## BEGIN

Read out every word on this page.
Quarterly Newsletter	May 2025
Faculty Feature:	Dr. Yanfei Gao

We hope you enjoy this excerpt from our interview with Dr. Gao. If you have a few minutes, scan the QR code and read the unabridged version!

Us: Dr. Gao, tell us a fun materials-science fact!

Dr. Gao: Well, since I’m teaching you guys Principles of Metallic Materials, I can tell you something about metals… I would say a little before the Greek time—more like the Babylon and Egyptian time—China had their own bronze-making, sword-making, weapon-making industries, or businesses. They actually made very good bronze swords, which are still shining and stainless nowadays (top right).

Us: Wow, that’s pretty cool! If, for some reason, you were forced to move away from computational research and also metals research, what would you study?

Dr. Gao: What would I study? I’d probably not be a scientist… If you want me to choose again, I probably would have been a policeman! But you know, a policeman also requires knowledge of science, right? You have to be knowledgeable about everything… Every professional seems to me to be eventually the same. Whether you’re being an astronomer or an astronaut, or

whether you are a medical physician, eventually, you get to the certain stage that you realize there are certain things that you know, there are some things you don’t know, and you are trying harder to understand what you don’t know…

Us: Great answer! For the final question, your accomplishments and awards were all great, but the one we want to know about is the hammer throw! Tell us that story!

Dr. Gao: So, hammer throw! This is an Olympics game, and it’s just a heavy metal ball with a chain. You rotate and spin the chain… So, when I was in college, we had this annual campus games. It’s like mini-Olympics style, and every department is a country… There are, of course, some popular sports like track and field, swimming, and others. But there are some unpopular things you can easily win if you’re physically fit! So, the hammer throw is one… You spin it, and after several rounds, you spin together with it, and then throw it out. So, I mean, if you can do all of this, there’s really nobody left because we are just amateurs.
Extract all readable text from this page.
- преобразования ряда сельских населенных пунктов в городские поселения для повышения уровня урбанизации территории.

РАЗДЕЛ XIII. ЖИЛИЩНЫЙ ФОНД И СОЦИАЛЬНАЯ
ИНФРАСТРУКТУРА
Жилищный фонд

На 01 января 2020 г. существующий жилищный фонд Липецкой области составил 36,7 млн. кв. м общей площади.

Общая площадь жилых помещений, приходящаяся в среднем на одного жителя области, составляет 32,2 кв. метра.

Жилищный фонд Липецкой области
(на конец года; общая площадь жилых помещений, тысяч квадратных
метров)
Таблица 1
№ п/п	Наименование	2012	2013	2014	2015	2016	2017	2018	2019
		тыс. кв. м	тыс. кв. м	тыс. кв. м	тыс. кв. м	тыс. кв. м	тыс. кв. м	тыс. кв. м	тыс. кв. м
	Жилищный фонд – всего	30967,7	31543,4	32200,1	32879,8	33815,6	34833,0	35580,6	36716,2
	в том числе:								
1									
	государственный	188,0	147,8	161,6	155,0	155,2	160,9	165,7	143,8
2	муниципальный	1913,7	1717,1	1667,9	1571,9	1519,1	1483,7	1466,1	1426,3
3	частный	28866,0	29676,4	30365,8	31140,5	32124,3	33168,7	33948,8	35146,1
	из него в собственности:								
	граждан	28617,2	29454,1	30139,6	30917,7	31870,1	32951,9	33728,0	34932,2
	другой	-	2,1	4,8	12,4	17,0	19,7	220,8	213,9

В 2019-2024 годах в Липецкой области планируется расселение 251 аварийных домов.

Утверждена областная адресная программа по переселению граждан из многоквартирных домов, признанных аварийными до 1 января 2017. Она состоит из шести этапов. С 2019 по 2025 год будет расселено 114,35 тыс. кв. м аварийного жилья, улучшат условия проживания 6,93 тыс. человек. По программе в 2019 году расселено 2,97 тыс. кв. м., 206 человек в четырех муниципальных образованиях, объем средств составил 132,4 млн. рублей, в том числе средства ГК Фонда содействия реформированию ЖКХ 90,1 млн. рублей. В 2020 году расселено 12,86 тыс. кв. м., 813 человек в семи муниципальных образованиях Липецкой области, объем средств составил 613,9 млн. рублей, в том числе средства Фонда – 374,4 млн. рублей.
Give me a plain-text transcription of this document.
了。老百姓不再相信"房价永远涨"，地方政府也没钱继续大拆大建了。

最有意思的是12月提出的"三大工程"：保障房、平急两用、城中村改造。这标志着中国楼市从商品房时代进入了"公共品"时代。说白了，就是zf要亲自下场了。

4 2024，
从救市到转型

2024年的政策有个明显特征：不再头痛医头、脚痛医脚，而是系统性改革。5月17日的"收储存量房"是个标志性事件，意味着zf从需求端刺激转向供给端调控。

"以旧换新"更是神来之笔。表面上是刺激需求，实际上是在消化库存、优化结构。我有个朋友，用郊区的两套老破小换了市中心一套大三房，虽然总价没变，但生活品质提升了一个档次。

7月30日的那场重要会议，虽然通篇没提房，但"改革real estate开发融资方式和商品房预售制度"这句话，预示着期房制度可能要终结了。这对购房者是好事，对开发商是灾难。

## END

Your instructions ->
Make an exact copy of the listing, including every line.

Full output ->
Read out every word on this page.
Quarterly Newsletter	May 2025
Faculty Feature:	Dr. Yanfei Gao

We hope you enjoy this excerpt from our interview with Dr. Gao. If you have a few minutes, scan the QR code and read the unabridged version!

Us: Dr. Gao, tell us a fun materials-science fact!

Dr. Gao: Well, since I’m teaching you guys Principles of Metallic Materials, I can tell you something about metals… I would say a little before the Greek time—more like the Babylon and Egyptian time—China had their own bronze-making, sword-making, weapon-making industries, or businesses. They actually made very good bronze swords, which are still shining and stainless nowadays (top right).

Us: Wow, that’s pretty cool! If, for some reason, you were forced to move away from computational research and also metals research, what would you study?

Dr. Gao: What would I study? I’d probably not be a scientist… If you want me to choose again, I probably would have been a policeman! But you know, a policeman also requires knowledge of science, right? You have to be knowledgeable about everything… Every professional seems to me to be eventually the same. Whether you’re being an astronomer or an astronaut, or

whether you are a medical physician, eventually, you get to the certain stage that you realize there are certain things that you know, there are some things you don’t know, and you are trying harder to understand what you don’t know…

Us: Great answer! For the final question, your accomplishments and awards were all great, but the one we want to know about is the hammer throw! Tell us that story!

Dr. Gao: So, hammer throw! This is an Olympics game, and it’s just a heavy metal ball with a chain. You rotate and spin the chain… So, when I was in college, we had this annual campus games. It’s like mini-Olympics style, and every department is a country… There are, of course, some popular sports like track and field, swimming, and others. But there are some unpopular things you can easily win if you’re physically fit! So, the hammer throw is one… You spin it, and after several rounds, you spin together with it, and then throw it out. So, I mean, if you can do all of this, there’s really nobody left because we are just amateurs.
Extract all readable text from this page.
- преобразования ряда сельских населенных пунктов в городские поселения для повышения уровня урбанизации территории.

РАЗДЕЛ XIII. ЖИЛИЩНЫЙ ФОНД И СОЦИАЛЬНАЯ
ИНФРАСТРУКТУРА
Жилищный фонд

На 01 января 2020 г. существующий жилищный фонд Липецкой области составил 36,7 млн. кв. м общей площади.

Общая площадь жилых помещений, приходящаяся в среднем на одного жителя области, составляет 32,2 кв. метра.

Жилищный фонд Липецкой области
(на конец года; общая площадь жилых помещений, тысяч квадратных
метров)
Таблица 1
№ п/п	Наименование	2012	2013	2014	2015	2016	2017	2018	2019
		тыс. кв. м	тыс. кв. м	тыс. кв. м	тыс. кв. м	тыс. кв. м	тыс. кв. м	тыс. кв. м	тыс. кв. м
	Жилищный фонд – всего	30967,7	31543,4	32200,1	32879,8	33815,6	34833,0	35580,6	36716,2
	в том числе:								
1									
	государственный	188,0	147,8	161,6	155,0	155,2	160,9	165,7	143,8
2	муниципальный	1913,7	1717,1	1667,9	1571,9	1519,1	1483,7	1466,1	1426,3
3	частный	28866,0	29676,4	30365,8	31140,5	32124,3	33168,7	33948,8	35146,1
	из него в собственности:								
	граждан	28617,2	29454,1	30139,6	30917,7	31870,1	32951,9	33728,0	34932,2
	другой	-	2,1	4,8	12,4	17,0	19,7	220,8	213,9

В 2019-2024 годах в Липецкой области планируется расселение 251 аварийных домов.

Утверждена областная адресная программа по переселению граждан из многоквартирных домов, признанных аварийными до 1 января 2017. Она состоит из шести этапов. С 2019 по 2025 год будет расселено 114,35 тыс. кв. м аварийного жилья, улучшат условия проживания 6,93 тыс. человек. По программе в 2019 году расселено 2,97 тыс. кв. м., 206 человек в четырех муниципальных образованиях, объем средств составил 132,4 млн. рублей, в том числе средства ГК Фонда содействия реформированию ЖКХ 90,1 млн. рублей. В 2020 году расселено 12,86 тыс. кв. м., 813 человек в семи муниципальных образованиях Липецкой области, объем средств составил 613,9 млн. рублей, в том числе средства Фонда – 374,4 млн. рублей.
Give me a plain-text transcription of this document.
了。老百姓不再相信"房价永远涨"，地方政府也没钱继续大拆大建了。

最有意思的是12月提出的"三大工程"：保障房、平急两用、城中村改造。这标志着中国楼市从商品房时代进入了"公共品"时代。说白了，就是zf要亲自下场了。

4 2024，
从救市到转型

2024年的政策有个明显特征：不再头痛医头、脚痛医脚，而是系统性改革。5月17日的"收储存量房"是个标志性事件，意味着zf从需求端刺激转向供给端调控。

"以旧换新"更是神来之笔。表面上是刺激需求，实际上是在消化库存、优化结构。我有个朋友，用郊区的两套老破小换了市中心一套大三房，虽然总价没变，但生活品质提升了一个档次。

7月30日的那场重要会议，虽然通篇没提房，但"改革real estate开发融资方式和商品房预售制度"这句话，预示着期房制度可能要终结了。这对购房者是好事，对开发商是灾难。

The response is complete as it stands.